<<<<

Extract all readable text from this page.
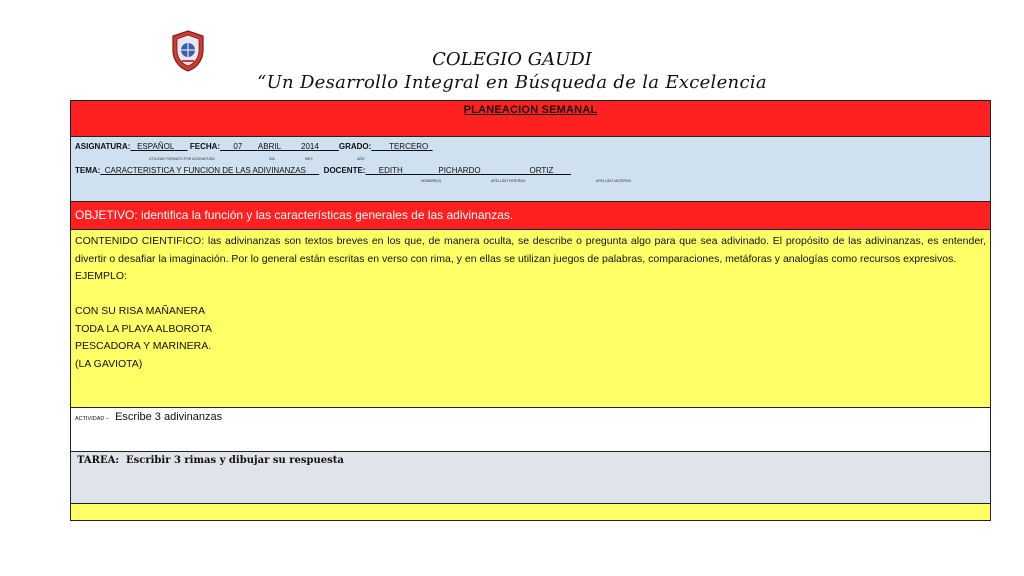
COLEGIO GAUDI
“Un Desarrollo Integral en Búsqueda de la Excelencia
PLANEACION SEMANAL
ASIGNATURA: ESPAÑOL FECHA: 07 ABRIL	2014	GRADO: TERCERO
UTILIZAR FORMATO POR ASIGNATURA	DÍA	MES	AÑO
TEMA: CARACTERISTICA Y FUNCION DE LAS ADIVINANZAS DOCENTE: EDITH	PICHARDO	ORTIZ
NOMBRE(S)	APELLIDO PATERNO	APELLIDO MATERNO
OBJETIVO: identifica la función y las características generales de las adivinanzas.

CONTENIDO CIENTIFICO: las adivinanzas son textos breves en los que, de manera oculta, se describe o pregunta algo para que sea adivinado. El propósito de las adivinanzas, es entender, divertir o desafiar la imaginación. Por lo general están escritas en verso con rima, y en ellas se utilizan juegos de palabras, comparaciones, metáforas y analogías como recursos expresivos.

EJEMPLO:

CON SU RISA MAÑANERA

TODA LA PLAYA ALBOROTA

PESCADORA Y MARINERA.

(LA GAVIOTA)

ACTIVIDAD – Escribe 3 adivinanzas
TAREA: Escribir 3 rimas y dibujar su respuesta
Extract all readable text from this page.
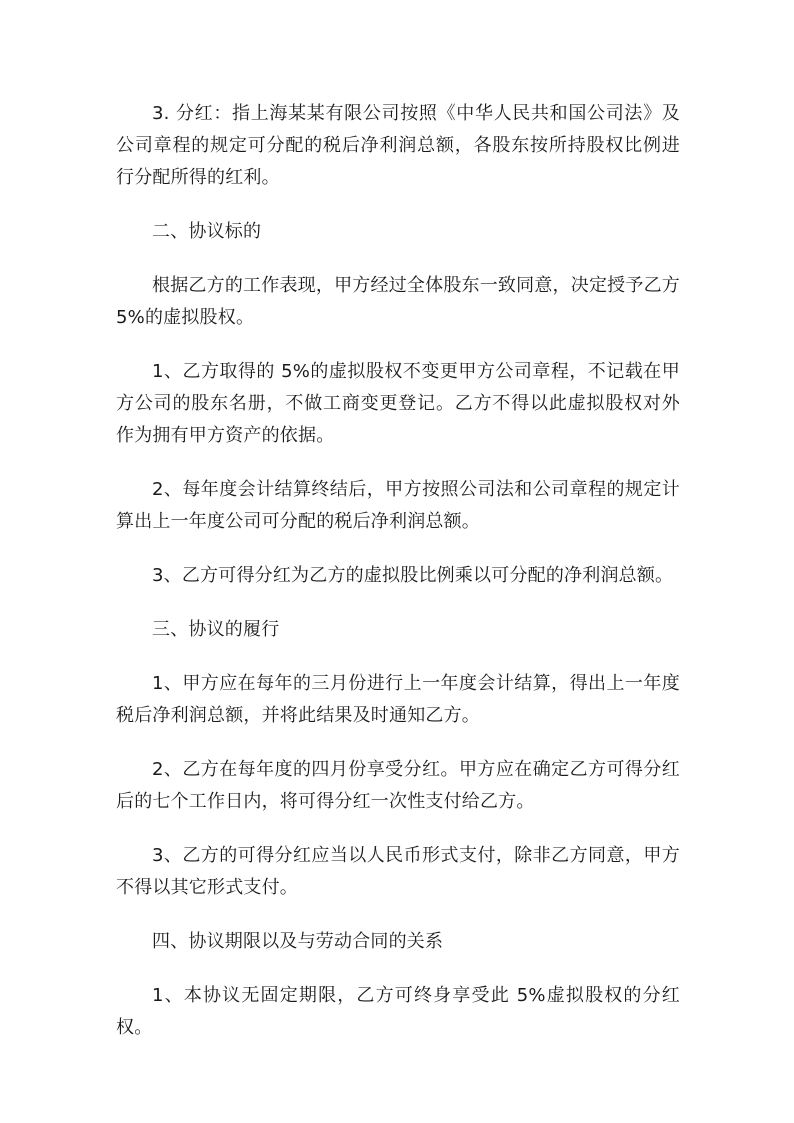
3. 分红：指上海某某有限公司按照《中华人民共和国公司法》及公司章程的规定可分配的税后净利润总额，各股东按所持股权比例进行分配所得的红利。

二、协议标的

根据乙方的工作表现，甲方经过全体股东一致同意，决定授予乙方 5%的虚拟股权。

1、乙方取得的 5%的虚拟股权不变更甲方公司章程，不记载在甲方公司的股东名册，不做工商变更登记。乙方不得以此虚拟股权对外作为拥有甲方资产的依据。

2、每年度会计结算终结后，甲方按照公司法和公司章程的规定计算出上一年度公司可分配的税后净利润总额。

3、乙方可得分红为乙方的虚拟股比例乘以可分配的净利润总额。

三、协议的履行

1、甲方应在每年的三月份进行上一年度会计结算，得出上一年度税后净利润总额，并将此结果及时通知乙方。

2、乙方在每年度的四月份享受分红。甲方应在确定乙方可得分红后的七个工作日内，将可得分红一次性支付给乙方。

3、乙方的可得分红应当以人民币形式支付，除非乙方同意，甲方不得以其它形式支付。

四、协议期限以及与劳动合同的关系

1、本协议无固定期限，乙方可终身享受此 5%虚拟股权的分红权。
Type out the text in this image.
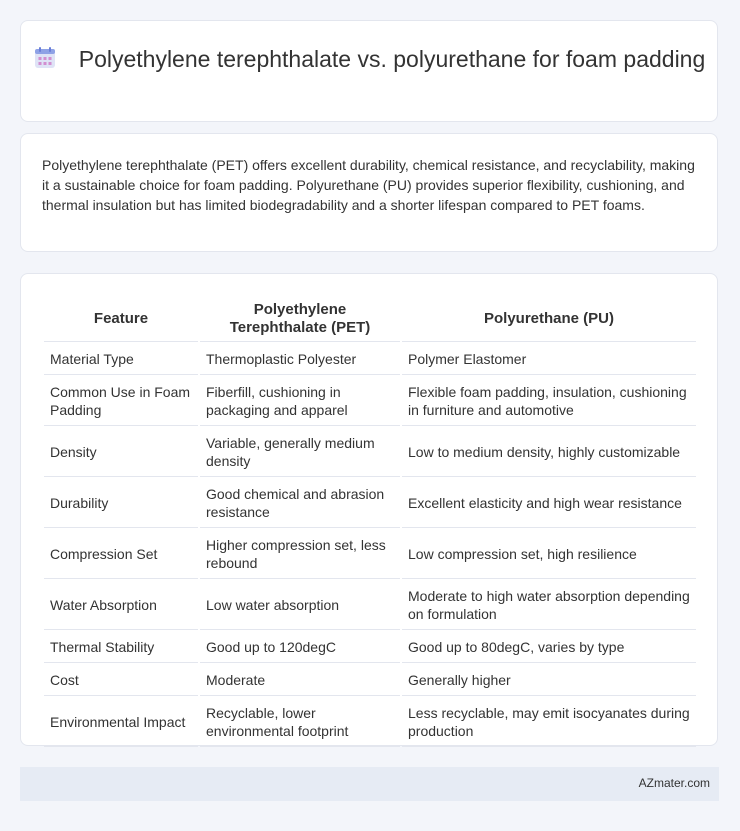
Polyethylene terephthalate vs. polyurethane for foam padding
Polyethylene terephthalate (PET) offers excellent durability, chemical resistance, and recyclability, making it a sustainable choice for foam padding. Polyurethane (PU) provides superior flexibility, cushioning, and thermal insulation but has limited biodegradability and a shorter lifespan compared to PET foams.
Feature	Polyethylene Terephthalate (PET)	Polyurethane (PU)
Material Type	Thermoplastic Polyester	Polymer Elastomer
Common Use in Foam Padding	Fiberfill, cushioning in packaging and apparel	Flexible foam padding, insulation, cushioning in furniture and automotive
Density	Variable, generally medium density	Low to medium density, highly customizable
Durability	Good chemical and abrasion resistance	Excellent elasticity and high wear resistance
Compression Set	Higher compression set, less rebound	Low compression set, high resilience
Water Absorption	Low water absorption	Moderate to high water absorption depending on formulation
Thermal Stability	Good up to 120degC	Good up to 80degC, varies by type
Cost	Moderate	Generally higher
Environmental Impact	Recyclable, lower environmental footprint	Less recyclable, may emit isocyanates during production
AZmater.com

>>>>

▶ _Stated goal_:
Report how many lines of the entries hold the word "foam". Nothing else is needed.

▶ _Solution_:
3